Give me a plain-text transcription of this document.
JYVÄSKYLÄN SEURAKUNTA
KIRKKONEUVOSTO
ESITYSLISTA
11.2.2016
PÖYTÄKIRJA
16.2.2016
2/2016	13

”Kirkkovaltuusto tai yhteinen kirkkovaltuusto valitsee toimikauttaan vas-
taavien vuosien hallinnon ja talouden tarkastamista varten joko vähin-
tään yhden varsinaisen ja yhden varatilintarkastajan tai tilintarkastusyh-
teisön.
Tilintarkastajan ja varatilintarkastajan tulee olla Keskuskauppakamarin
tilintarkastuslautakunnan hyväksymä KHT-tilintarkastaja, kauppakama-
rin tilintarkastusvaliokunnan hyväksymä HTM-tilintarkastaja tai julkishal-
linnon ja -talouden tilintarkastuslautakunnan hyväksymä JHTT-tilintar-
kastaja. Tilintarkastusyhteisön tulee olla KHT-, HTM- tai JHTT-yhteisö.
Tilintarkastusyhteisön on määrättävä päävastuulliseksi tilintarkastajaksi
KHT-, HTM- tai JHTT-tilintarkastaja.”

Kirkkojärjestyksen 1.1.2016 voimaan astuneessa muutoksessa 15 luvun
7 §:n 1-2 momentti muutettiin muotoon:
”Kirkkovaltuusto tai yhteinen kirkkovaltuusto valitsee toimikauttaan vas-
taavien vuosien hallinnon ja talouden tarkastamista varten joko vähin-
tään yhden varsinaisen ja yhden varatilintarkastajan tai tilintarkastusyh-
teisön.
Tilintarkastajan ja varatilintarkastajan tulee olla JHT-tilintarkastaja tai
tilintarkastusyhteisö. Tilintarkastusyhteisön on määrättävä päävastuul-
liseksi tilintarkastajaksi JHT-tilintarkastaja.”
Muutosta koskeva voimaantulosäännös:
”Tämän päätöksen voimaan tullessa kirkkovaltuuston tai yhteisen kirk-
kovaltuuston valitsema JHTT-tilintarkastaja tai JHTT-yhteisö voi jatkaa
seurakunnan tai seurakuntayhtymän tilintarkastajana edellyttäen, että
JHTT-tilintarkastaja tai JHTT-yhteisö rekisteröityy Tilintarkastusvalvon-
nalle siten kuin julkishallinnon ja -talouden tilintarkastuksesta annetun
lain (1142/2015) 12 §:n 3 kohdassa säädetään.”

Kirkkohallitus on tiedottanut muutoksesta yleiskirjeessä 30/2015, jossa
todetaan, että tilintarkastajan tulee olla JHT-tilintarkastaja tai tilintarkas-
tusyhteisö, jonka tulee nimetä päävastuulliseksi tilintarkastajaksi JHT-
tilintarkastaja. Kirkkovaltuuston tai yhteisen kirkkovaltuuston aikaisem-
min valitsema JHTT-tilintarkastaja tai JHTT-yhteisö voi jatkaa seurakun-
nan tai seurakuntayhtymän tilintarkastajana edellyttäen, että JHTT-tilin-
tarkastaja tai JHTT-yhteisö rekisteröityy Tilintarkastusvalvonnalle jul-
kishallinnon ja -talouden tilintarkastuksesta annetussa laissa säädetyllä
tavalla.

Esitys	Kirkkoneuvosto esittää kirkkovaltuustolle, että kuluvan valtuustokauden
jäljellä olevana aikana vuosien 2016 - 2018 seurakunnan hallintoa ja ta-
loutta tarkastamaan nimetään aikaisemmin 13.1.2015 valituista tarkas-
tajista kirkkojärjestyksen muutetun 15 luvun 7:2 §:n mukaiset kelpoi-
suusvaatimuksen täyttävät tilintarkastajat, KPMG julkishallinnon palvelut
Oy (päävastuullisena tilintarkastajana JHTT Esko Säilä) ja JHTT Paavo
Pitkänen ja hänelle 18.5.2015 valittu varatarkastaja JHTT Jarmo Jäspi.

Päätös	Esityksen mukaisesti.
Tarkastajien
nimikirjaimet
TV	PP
════════
→ Work to do: Scan the records above and report how many lines include the word "tilintarkastuksesta", without any other text.

→ The answer: 2